STATED PROBLEM
Leaving the pictures aside, transcribe every line below exactly.

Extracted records
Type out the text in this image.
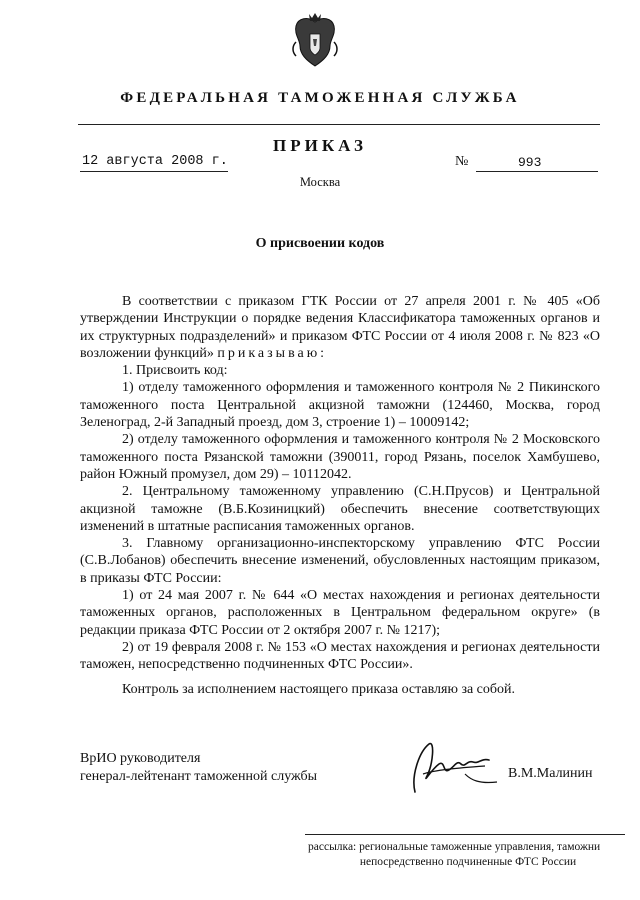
ФЕДЕРАЛЬНАЯ ТАМОЖЕННАЯ СЛУЖБА
ПРИКАЗ
12 августа 2008 г.	№	993
Москва
О присвоении кодов

В соответствии с приказом ГТК России от 27 апреля 2001 г. № 405 «Об утверждении Инструкции о порядке ведения Классификатора таможенных органов и их структурных подразделений» и приказом ФТС России от 4 июля 2008 г. № 823 «О возложении функций» приказываю:

1. Присвоить код:

1) отделу таможенного оформления и таможенного контроля № 2 Пикинского таможенного поста Центральной акцизной таможни (124460, Москва, город Зеленоград, 2-й Западный проезд, дом 3, строение 1) – 10009142;

2) отделу таможенного оформления и таможенного контроля № 2 Московского таможенного поста Рязанской таможни (390011, город Рязань, поселок Хамбушево, район Южный промузел, дом 29) – 10112042.

2. Центральному таможенному управлению (С.Н.Прусов) и Центральной акцизной таможне (В.Б.Козиницкий) обеспечить внесение соответствующих изменений в штатные расписания таможенных органов.

3. Главному организационно-инспекторскому управлению ФТС России (С.В.Лобанов) обеспечить внесение изменений, обусловленных настоящим приказом, в приказы ФТС России:

1) от 24 мая 2007 г. № 644 «О местах нахождения и регионах деятельности таможенных органов, расположенных в Центральном федеральном округе» (в редакции приказа ФТС России от 2 октября 2007 г. № 1217);

2) от 19 февраля 2008 г. № 153 «О местах нахождения и регионах деятельности таможен, непосредственно подчиненных ФТС России».

Контроль за исполнением настоящего приказа оставляю за собой.
ВрИО руководителя
генерал-лейтенант таможенной службы	В.М.Малинин
рассылка: региональные таможенные управления, таможни
непосредственно подчиненные ФТС России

SOLUTION FOR THIS EXERCISE
Type out the text in this image.
ФЕДЕРАЛЬНАЯ ТАМОЖЕННАЯ СЛУЖБА
ПРИКАЗ
12 августа 2008 г.	№	993
Москва
О присвоении кодов

В соответствии с приказом ГТК России от 27 апреля 2001 г. № 405 «Об утверждении Инструкции о порядке ведения Классификатора таможенных органов и их структурных подразделений» и приказом ФТС России от 4 июля 2008 г. № 823 «О возложении функций» приказываю:

1. Присвоить код:

1) отделу таможенного оформления и таможенного контроля № 2 Пикинского таможенного поста Центральной акцизной таможни (124460, Москва, город Зеленоград, 2-й Западный проезд, дом 3, строение 1) – 10009142;

2) отделу таможенного оформления и таможенного контроля № 2 Московского таможенного поста Рязанской таможни (390011, город Рязань, поселок Хамбушево, район Южный промузел, дом 29) – 10112042.

2. Центральному таможенному управлению (С.Н.Прусов) и Центральной акцизной таможне (В.Б.Козиницкий) обеспечить внесение соответствующих изменений в штатные расписания таможенных органов.

3. Главному организационно-инспекторскому управлению ФТС России (С.В.Лобанов) обеспечить внесение изменений, обусловленных настоящим приказом, в приказы ФТС России:

1) от 24 мая 2007 г. № 644 «О местах нахождения и регионах деятельности таможенных органов, расположенных в Центральном федеральном округе» (в редакции приказа ФТС России от 2 октября 2007 г. № 1217);

2) от 19 февраля 2008 г. № 153 «О местах нахождения и регионах деятельности таможен, непосредственно подчиненных ФТС России».

Контроль за исполнением настоящего приказа оставляю за собой.
ВрИО руководителя
генерал-лейтенант таможенной службы	В.М.Малинин
рассылка: региональные таможенные управления, таможни
непосредственно подчиненные ФТС России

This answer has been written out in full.